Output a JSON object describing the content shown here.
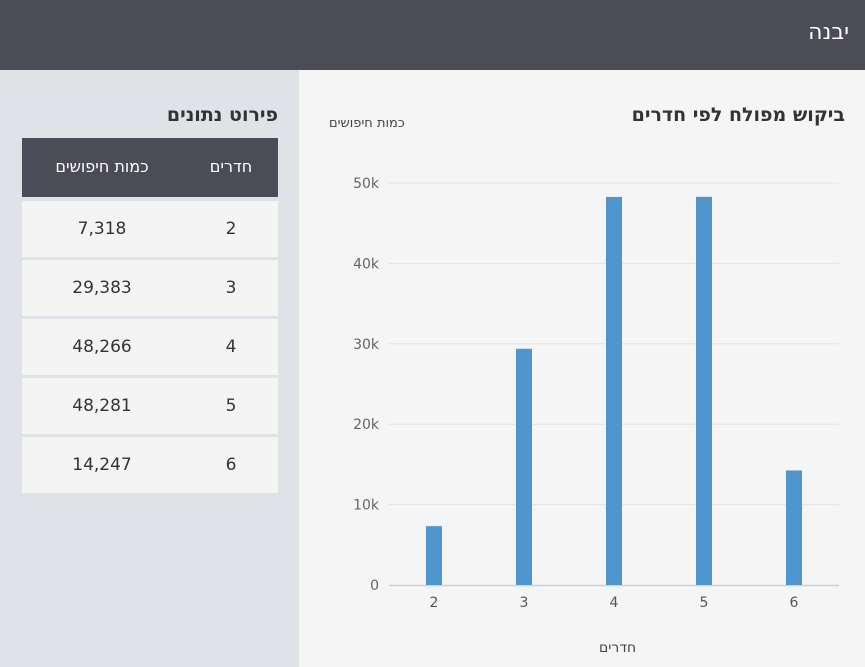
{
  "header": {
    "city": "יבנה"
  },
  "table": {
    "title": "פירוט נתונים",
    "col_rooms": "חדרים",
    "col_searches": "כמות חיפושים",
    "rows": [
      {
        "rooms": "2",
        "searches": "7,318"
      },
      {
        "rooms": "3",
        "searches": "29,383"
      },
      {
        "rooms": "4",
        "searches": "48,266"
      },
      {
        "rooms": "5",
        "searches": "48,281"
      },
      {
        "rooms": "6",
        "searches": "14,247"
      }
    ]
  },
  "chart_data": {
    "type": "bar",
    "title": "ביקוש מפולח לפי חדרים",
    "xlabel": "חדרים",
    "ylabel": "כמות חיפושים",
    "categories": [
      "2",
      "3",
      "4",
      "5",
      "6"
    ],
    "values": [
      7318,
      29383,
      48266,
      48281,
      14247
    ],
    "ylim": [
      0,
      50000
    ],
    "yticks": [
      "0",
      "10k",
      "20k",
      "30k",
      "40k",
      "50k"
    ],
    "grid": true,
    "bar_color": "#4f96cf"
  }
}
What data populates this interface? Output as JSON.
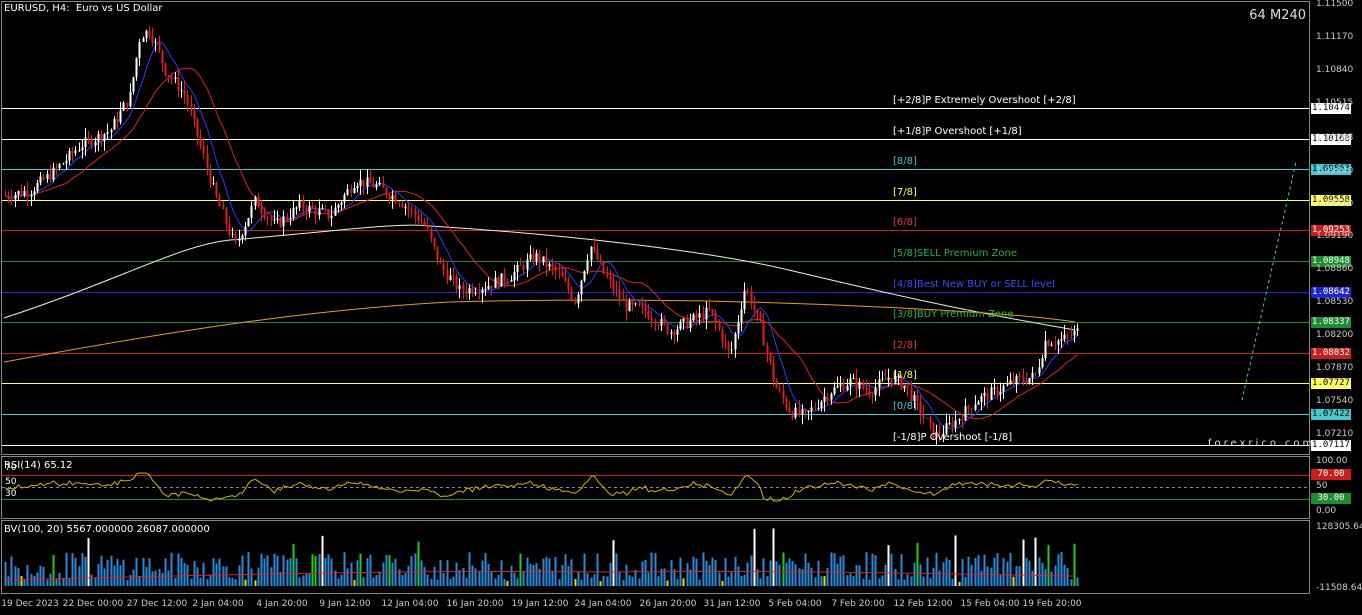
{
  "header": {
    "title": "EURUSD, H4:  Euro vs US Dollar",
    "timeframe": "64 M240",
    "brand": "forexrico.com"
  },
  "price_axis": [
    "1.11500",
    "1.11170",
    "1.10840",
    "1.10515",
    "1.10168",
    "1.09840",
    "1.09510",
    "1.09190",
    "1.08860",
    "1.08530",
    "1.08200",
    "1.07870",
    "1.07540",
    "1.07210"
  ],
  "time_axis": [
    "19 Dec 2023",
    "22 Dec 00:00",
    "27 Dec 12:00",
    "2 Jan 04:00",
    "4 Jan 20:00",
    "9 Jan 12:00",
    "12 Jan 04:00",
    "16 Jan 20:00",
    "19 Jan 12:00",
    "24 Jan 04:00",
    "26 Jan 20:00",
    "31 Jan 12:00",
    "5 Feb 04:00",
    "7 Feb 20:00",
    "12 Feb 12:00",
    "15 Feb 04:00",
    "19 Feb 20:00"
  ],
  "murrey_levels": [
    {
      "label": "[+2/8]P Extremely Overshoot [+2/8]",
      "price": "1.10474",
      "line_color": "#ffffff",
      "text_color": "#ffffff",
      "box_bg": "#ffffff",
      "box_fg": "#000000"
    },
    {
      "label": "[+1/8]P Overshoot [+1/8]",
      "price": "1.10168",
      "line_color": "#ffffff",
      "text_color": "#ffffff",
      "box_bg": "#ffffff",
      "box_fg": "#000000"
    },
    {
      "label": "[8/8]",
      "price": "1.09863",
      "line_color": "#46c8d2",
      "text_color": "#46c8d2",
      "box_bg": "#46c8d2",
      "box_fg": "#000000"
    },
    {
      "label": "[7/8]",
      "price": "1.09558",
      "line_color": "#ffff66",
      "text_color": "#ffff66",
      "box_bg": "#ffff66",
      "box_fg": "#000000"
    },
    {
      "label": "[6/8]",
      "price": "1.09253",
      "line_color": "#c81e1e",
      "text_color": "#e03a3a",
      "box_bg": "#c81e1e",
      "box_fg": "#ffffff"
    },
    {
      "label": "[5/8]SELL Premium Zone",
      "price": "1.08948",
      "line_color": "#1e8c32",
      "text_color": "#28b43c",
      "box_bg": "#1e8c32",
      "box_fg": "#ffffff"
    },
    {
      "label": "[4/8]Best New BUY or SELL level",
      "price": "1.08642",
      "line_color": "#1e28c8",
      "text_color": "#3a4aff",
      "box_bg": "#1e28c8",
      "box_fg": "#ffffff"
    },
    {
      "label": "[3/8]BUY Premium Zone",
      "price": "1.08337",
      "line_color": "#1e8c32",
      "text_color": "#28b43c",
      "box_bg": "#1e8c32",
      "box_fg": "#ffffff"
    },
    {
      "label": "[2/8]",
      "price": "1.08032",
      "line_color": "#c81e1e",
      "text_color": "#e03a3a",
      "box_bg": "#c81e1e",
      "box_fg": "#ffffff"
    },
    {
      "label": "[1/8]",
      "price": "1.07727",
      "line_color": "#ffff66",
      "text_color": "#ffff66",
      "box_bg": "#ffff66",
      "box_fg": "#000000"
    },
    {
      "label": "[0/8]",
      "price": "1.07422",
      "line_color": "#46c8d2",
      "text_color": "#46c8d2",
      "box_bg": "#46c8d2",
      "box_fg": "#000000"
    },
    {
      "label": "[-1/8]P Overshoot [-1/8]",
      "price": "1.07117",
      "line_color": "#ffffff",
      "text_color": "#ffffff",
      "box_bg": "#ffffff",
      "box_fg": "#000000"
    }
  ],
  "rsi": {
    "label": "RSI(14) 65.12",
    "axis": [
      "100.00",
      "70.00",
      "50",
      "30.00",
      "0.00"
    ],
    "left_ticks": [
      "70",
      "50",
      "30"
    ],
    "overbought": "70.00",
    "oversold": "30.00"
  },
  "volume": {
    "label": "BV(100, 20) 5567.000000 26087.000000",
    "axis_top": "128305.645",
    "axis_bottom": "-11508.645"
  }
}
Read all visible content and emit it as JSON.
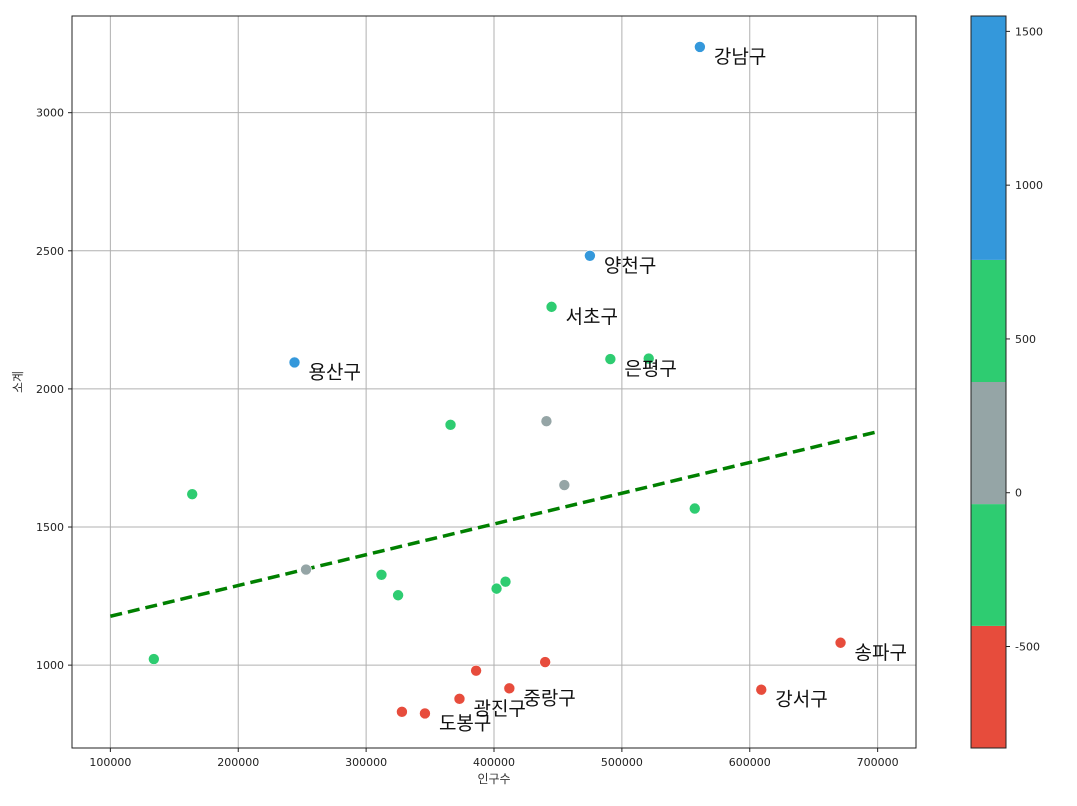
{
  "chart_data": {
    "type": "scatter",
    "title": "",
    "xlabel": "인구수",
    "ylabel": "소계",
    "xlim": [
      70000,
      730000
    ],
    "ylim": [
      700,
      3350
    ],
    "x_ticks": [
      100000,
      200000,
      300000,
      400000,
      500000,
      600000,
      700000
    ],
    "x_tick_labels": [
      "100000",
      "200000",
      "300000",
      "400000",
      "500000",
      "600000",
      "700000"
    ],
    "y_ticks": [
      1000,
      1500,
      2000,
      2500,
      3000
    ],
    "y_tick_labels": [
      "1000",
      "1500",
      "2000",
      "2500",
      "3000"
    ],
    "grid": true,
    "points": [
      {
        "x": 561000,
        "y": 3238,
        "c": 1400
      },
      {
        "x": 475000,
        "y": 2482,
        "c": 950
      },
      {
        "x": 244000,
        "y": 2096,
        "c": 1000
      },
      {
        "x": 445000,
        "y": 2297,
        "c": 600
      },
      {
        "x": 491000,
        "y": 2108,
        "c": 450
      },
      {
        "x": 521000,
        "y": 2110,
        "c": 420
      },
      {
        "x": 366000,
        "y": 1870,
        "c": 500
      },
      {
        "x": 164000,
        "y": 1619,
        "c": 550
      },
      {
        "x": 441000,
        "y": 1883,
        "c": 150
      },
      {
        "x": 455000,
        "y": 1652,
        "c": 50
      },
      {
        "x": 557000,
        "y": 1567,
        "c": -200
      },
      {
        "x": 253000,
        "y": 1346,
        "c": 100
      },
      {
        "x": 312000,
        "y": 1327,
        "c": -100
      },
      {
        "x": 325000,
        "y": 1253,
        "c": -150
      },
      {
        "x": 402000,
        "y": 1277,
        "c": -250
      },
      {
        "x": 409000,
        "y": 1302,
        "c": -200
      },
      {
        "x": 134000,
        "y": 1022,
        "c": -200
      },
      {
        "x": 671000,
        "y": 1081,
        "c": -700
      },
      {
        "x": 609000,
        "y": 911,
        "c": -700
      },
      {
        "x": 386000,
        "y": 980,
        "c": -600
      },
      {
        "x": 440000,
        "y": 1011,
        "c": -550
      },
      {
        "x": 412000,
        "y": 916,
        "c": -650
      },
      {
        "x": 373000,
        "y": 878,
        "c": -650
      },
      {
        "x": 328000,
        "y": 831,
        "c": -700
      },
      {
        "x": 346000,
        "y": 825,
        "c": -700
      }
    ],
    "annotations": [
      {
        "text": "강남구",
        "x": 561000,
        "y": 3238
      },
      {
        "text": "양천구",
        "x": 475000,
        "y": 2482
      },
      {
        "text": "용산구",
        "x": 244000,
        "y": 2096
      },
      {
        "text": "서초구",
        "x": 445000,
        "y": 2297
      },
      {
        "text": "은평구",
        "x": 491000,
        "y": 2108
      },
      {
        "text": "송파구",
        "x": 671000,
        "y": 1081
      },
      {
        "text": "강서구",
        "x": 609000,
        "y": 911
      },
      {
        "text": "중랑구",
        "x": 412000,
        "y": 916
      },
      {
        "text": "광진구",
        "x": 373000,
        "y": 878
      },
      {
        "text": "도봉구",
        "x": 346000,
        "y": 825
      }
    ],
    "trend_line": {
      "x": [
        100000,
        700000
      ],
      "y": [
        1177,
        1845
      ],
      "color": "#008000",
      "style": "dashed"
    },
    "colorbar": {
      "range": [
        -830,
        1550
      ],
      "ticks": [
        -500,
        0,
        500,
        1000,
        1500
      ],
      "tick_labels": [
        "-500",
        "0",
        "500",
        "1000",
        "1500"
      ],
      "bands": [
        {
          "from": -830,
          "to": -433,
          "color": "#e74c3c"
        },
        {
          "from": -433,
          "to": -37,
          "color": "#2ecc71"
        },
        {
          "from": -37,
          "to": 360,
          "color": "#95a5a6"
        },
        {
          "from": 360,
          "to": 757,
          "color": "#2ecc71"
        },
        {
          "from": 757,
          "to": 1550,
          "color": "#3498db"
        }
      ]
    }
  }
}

────────

• **What is asked**
Search the lines for the word "כמות" and report how many contain it, by number only.

• **Result for this task**
2